▶ [TASK DIRECTIONS] Compile every line that includes the word "органов".

▶ [SUPPLIED ENTRIES]
:::::

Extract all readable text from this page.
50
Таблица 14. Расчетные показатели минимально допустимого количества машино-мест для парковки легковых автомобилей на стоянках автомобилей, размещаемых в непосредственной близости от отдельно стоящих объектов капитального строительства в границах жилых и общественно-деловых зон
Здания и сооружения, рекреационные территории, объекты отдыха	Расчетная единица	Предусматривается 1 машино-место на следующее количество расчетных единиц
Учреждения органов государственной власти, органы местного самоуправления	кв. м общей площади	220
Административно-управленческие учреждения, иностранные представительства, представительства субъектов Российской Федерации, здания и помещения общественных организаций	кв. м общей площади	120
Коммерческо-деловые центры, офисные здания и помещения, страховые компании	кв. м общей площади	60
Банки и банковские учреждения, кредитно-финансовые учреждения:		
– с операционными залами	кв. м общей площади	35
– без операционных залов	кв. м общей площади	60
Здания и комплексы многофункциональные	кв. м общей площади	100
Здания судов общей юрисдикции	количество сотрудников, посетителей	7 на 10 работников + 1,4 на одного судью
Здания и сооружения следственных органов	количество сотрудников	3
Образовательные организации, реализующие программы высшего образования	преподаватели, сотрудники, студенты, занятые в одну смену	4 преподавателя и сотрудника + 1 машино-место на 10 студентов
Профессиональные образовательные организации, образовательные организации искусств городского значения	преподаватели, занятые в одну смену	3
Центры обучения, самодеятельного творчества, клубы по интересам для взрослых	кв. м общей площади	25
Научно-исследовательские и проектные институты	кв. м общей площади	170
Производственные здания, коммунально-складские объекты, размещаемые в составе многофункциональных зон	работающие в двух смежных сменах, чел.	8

:::::

▶ [RESULT BELOW]
Учреждения органов государственной власти, органы местного самоуправления	кв. м общей площади	220
Здания и сооружения следственных органов	количество сотрудников	3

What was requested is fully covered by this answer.